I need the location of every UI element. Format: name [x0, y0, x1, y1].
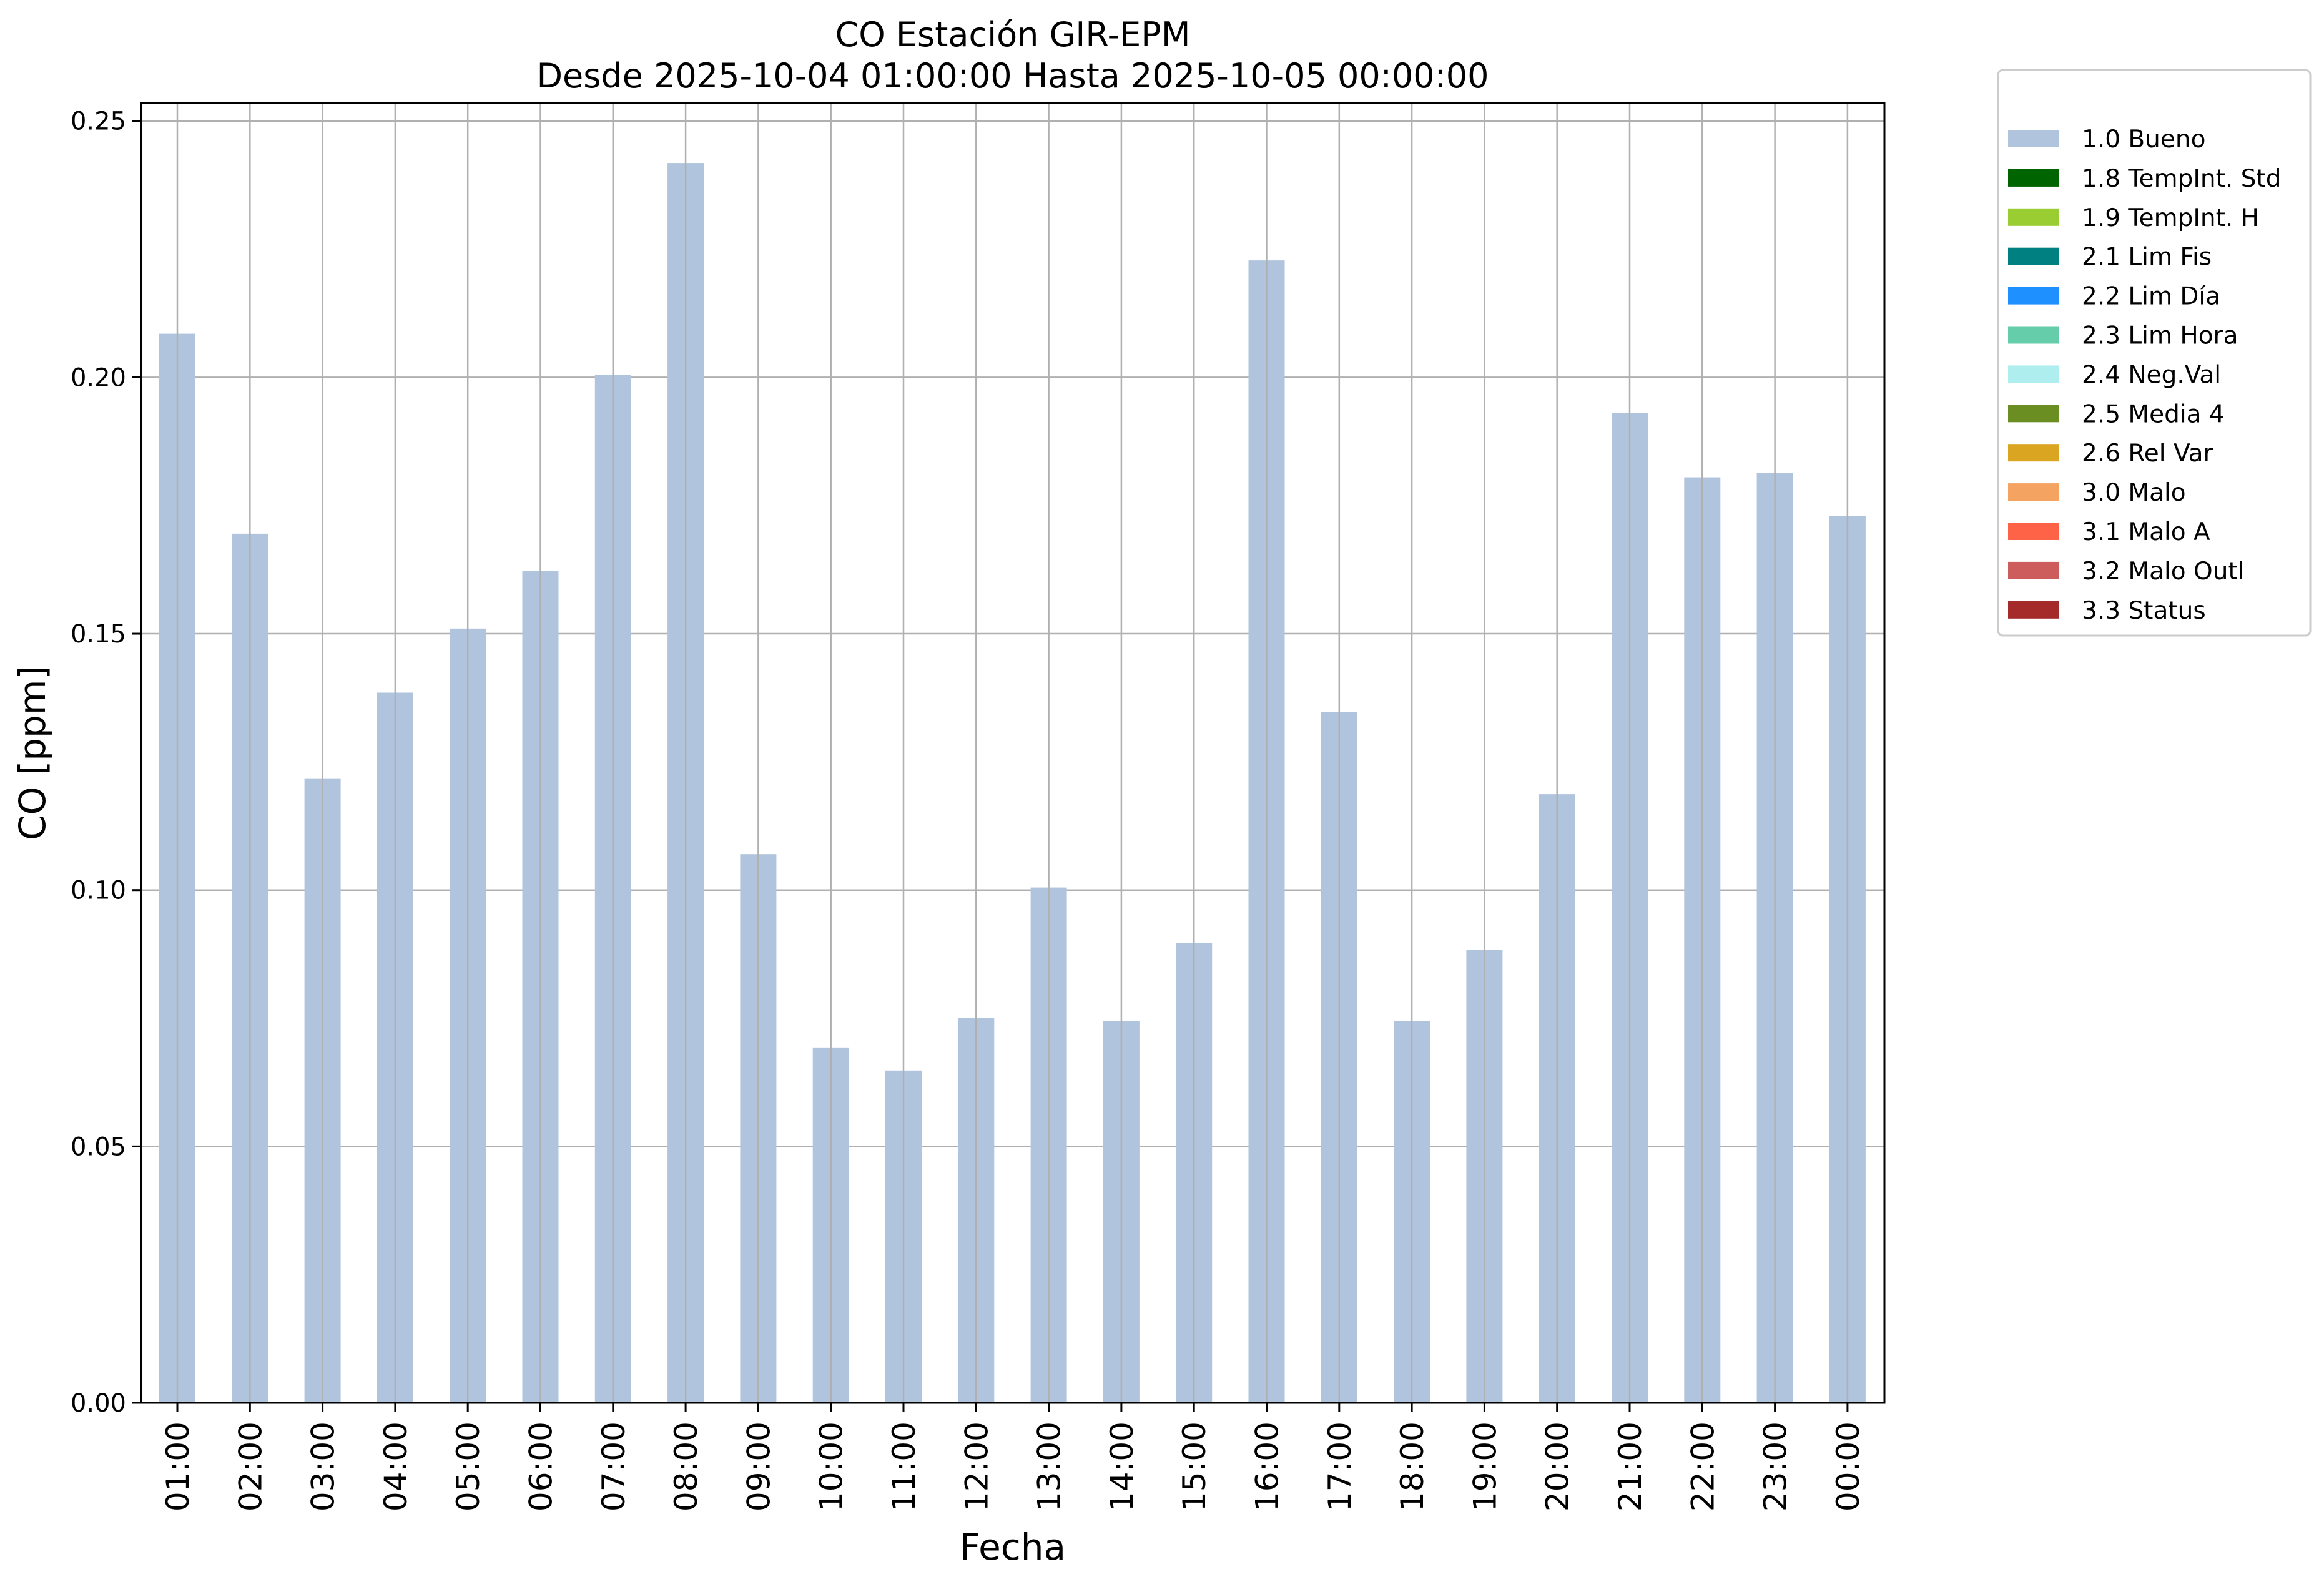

^^^^

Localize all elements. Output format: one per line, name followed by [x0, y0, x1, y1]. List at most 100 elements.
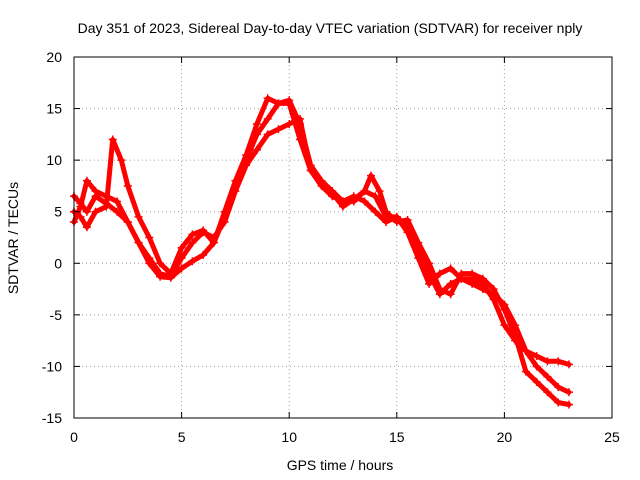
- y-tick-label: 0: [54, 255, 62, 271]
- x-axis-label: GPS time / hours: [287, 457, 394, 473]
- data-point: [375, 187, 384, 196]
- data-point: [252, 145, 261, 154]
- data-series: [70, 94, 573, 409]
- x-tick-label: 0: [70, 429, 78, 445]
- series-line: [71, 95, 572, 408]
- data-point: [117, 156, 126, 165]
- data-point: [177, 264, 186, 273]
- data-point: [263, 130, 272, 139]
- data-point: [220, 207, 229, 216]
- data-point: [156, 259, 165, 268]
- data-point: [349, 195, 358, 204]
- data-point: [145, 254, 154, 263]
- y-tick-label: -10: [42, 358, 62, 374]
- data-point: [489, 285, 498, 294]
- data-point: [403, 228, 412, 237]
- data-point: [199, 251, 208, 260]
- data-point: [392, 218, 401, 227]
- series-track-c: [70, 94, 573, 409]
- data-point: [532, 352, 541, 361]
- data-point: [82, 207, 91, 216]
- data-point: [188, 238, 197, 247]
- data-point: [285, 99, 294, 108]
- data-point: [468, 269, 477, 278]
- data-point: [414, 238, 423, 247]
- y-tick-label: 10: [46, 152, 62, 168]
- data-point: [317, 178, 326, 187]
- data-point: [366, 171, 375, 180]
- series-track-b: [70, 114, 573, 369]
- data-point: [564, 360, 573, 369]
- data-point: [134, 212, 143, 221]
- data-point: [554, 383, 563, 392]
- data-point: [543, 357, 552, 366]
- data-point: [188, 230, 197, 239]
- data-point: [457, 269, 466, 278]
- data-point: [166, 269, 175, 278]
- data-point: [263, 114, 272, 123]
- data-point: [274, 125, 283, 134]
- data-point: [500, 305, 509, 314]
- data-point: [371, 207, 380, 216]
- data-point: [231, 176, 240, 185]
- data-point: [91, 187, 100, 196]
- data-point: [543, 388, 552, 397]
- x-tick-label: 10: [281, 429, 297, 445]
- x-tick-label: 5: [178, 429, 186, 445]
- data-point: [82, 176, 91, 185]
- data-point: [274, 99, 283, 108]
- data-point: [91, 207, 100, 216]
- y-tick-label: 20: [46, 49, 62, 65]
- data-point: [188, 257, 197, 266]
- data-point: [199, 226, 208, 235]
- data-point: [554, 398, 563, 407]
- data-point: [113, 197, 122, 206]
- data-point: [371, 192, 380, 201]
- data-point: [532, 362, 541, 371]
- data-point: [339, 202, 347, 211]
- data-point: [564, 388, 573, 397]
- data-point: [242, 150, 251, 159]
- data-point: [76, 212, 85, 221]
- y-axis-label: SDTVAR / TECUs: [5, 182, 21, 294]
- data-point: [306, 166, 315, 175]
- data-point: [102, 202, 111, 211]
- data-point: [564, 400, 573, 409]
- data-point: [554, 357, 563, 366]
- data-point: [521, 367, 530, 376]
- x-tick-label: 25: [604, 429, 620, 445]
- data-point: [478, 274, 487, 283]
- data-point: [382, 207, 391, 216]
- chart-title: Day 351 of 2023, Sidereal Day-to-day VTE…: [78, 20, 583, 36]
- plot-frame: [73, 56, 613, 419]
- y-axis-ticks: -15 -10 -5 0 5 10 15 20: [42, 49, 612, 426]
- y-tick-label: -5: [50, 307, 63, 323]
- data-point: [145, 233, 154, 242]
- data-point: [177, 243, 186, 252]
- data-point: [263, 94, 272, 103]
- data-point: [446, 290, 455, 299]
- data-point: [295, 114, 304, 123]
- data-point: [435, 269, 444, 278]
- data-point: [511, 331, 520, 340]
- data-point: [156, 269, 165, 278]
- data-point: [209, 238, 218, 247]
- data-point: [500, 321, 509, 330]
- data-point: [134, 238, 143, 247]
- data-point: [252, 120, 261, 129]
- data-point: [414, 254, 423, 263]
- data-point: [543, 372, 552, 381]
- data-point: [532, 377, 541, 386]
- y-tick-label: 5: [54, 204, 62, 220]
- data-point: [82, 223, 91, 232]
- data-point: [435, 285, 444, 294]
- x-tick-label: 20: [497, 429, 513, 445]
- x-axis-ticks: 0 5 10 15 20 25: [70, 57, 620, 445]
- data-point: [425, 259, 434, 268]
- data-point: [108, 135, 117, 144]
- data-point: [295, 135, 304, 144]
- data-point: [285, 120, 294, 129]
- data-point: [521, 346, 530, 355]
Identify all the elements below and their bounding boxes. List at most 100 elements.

^^^^

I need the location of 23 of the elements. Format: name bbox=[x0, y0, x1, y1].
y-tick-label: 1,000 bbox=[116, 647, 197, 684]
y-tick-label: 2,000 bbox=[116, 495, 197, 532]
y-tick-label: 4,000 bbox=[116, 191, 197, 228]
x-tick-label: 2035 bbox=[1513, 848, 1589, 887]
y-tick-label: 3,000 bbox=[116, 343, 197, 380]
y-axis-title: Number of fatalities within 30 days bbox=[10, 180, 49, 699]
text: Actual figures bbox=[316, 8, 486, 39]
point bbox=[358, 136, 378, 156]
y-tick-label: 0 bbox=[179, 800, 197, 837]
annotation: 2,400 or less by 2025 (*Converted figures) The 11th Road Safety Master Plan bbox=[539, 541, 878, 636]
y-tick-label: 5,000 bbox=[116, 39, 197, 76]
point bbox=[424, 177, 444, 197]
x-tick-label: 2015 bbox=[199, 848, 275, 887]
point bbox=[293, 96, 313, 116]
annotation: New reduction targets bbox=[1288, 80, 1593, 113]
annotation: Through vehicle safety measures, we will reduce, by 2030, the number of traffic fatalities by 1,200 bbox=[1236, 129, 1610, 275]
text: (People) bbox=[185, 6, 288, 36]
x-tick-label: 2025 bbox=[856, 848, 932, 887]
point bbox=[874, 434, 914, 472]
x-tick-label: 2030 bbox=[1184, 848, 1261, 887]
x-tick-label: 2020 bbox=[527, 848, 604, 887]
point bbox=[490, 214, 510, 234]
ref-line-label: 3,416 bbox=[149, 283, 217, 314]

^^^^

:: Request ::
Retype the lines of the records above, starting at the line that contains "Localize all elements." and ending at the line that contains "- data-point: [76, 212, 85, 221]", with both of those lines included. Leave the pictures out of your answer.

:: Finished task ::
Localize all elements. Output format: one per line, name followed by [x0, y0, x1, y1]. List at most 100 elements.
- y-tick-label: 0: [54, 255, 62, 271]
- x-axis-label: GPS time / hours: [287, 457, 394, 473]
- data-point: [375, 187, 384, 196]
- data-point: [252, 145, 261, 154]
- data-series: [70, 94, 573, 409]
- x-tick-label: 0: [70, 429, 78, 445]
- series-line: [71, 95, 572, 408]
- data-point: [117, 156, 126, 165]
- data-point: [177, 264, 186, 273]
- data-point: [263, 130, 272, 139]
- data-point: [220, 207, 229, 216]
- data-point: [156, 259, 165, 268]
- data-point: [349, 195, 358, 204]
- data-point: [145, 254, 154, 263]
- y-tick-label: -10: [42, 358, 62, 374]
- data-point: [489, 285, 498, 294]
- data-point: [403, 228, 412, 237]
- data-point: [199, 251, 208, 260]
- data-point: [392, 218, 401, 227]
- series-track-c: [70, 94, 573, 409]
- data-point: [532, 352, 541, 361]
- data-point: [82, 207, 91, 216]
- data-point: [188, 238, 197, 247]
- data-point: [285, 99, 294, 108]
- data-point: [468, 269, 477, 278]
- data-point: [414, 238, 423, 247]
- y-tick-label: 10: [46, 152, 62, 168]
- data-point: [317, 178, 326, 187]
- data-point: [366, 171, 375, 180]
- series-track-b: [70, 114, 573, 369]
- data-point: [564, 360, 573, 369]
- data-point: [134, 212, 143, 221]
- data-point: [554, 383, 563, 392]
- data-point: [543, 357, 552, 366]
- data-point: [188, 230, 197, 239]
- data-point: [457, 269, 466, 278]
- data-point: [166, 269, 175, 278]
- data-point: [263, 114, 272, 123]
- data-point: [274, 125, 283, 134]
- data-point: [500, 305, 509, 314]
- data-point: [371, 207, 380, 216]
- data-point: [231, 176, 240, 185]
- data-point: [91, 187, 100, 196]
- data-point: [543, 388, 552, 397]
- x-tick-label: 10: [281, 429, 297, 445]
- x-tick-label: 5: [178, 429, 186, 445]
- data-point: [82, 176, 91, 185]
- data-point: [274, 99, 283, 108]
- data-point: [91, 207, 100, 216]
- y-tick-label: 20: [46, 49, 62, 65]
- data-point: [188, 257, 197, 266]
- data-point: [199, 226, 208, 235]
- data-point: [554, 398, 563, 407]
- data-point: [113, 197, 122, 206]
- data-point: [371, 192, 380, 201]
- data-point: [532, 362, 541, 371]
- data-point: [339, 202, 347, 211]
- data-point: [564, 388, 573, 397]
- data-point: [242, 150, 251, 159]
- data-point: [76, 212, 85, 221]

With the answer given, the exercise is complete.